▸ Problem statement: Find every line of the listing below where "Social" appears, and copy it.

▸ Task data:
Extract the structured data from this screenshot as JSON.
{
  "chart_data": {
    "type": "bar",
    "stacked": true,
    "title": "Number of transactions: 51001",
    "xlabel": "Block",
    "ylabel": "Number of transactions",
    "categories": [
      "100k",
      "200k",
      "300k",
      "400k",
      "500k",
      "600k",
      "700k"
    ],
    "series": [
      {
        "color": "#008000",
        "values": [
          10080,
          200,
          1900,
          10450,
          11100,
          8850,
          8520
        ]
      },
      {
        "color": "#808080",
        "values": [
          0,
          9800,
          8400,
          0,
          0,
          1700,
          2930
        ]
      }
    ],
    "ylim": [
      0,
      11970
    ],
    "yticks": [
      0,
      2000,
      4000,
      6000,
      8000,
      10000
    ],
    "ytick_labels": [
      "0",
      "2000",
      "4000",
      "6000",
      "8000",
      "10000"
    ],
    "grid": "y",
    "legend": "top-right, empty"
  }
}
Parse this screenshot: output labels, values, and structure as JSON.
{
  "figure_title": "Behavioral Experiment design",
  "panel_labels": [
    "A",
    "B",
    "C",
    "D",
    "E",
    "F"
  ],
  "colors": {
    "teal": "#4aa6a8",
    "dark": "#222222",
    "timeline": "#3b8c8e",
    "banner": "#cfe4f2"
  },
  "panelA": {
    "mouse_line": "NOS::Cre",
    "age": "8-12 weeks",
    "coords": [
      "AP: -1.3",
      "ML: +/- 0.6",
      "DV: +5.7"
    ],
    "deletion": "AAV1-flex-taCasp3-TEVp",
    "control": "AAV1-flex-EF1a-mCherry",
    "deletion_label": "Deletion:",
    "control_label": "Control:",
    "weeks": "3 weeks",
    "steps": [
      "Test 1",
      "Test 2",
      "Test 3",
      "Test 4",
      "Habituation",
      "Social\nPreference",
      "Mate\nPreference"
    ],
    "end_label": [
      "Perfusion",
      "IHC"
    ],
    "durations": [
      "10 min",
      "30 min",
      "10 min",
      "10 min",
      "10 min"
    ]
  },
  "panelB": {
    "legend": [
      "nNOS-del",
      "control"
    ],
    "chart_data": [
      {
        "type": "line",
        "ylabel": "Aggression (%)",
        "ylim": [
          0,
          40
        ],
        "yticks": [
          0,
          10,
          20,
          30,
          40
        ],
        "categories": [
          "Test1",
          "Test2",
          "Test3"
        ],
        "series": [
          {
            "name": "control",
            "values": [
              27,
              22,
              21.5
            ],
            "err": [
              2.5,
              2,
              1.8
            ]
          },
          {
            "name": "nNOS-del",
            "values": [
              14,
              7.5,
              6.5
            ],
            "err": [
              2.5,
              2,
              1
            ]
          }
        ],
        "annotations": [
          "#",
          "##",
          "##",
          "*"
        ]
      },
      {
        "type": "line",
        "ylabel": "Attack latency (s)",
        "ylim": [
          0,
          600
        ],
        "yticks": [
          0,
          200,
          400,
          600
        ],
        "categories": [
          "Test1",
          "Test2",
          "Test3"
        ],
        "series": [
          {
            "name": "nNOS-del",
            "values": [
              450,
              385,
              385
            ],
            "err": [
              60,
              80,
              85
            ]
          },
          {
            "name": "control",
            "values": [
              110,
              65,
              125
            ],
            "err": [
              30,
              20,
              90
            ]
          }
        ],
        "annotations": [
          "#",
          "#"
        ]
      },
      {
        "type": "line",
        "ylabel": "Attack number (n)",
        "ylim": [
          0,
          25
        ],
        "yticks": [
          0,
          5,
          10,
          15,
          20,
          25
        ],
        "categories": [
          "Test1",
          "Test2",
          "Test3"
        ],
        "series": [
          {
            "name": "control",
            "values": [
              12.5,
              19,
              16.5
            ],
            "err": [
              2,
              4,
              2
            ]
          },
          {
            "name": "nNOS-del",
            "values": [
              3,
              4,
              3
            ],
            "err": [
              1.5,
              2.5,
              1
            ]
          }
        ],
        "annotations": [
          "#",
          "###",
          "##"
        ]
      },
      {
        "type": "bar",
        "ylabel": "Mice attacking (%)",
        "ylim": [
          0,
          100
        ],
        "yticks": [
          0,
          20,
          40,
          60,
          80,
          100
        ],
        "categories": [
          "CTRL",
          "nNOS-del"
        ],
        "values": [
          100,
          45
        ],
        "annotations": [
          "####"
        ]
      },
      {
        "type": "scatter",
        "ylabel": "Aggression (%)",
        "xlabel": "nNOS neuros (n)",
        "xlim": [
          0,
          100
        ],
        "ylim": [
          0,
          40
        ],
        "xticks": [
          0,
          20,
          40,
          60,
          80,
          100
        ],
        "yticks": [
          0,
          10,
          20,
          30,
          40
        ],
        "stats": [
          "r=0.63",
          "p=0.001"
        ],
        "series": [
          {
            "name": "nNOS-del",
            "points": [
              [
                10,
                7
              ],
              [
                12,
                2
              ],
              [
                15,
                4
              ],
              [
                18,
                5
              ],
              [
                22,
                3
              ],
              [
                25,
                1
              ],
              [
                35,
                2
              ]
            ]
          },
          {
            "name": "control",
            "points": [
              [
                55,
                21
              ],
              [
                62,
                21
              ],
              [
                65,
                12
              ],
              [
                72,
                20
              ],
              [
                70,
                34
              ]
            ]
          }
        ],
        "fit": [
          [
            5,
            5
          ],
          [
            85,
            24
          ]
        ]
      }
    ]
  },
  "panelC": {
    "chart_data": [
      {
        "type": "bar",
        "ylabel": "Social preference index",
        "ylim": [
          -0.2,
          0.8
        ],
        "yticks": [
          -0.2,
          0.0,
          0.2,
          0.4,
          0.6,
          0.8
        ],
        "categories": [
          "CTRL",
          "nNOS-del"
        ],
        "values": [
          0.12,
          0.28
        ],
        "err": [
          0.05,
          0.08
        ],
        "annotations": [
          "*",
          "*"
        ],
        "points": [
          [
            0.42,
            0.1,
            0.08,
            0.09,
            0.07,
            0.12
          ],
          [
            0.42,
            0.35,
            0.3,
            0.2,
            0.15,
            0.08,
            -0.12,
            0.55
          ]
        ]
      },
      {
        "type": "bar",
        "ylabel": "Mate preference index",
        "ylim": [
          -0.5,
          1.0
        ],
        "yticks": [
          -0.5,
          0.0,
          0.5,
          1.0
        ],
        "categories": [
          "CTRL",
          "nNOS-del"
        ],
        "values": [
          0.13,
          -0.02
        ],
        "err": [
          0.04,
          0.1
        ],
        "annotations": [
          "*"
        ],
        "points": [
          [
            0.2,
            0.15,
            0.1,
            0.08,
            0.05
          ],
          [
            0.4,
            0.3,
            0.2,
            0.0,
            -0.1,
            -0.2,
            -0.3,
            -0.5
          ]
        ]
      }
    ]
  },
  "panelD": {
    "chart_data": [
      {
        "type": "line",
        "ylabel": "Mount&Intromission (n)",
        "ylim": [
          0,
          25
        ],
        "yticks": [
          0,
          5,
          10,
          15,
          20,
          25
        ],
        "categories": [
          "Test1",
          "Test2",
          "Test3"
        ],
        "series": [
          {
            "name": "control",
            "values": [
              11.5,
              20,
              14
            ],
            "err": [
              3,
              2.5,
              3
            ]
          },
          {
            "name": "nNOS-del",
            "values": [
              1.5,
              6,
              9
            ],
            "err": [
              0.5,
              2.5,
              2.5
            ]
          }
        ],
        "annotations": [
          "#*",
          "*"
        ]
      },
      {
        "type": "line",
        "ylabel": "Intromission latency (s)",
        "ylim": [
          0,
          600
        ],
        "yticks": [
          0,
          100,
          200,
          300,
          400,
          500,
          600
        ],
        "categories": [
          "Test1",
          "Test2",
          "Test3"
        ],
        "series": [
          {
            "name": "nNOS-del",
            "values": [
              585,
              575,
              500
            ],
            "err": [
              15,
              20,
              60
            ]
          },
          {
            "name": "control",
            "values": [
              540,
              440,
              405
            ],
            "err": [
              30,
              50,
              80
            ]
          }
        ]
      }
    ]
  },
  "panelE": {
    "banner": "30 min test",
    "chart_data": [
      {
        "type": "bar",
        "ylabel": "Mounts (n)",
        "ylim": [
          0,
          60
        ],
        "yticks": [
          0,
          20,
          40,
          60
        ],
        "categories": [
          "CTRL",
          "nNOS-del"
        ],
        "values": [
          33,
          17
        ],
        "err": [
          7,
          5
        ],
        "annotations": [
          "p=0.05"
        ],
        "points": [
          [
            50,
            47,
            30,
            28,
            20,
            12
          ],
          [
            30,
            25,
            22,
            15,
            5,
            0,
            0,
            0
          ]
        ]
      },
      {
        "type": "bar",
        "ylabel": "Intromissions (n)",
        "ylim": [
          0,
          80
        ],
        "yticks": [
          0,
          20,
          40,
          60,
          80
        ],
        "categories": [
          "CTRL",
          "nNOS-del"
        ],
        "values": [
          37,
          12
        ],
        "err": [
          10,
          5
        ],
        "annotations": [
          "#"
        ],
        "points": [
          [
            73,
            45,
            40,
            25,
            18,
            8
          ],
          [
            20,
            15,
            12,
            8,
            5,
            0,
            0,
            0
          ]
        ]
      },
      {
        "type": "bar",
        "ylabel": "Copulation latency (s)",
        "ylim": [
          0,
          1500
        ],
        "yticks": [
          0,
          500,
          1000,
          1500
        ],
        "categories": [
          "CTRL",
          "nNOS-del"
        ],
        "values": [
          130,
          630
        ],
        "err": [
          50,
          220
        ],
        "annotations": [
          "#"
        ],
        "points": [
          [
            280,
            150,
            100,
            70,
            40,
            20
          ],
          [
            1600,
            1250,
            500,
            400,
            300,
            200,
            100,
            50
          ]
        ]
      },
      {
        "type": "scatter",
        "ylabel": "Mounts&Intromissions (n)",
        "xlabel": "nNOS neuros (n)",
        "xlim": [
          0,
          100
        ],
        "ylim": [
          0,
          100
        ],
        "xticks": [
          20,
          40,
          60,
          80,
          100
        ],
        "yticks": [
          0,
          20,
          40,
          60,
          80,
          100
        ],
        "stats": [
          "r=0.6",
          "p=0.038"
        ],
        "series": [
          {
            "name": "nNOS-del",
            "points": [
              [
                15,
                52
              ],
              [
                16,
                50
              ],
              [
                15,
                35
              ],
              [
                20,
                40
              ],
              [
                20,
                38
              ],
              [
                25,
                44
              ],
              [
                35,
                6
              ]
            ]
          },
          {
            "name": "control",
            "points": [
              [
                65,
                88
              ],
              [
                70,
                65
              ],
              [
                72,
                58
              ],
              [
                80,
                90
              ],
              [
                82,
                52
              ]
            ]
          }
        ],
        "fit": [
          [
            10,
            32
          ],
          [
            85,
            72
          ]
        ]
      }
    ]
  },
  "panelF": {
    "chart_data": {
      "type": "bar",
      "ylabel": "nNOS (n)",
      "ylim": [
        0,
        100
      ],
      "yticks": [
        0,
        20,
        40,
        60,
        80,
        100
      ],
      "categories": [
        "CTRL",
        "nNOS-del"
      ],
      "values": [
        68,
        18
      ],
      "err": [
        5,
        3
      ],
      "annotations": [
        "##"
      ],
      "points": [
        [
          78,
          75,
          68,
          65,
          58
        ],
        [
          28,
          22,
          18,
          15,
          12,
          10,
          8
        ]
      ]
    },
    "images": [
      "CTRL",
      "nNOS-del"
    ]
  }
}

▸ Solution to this task:
      "Social\nPreference",
        "ylabel": "Social preference index",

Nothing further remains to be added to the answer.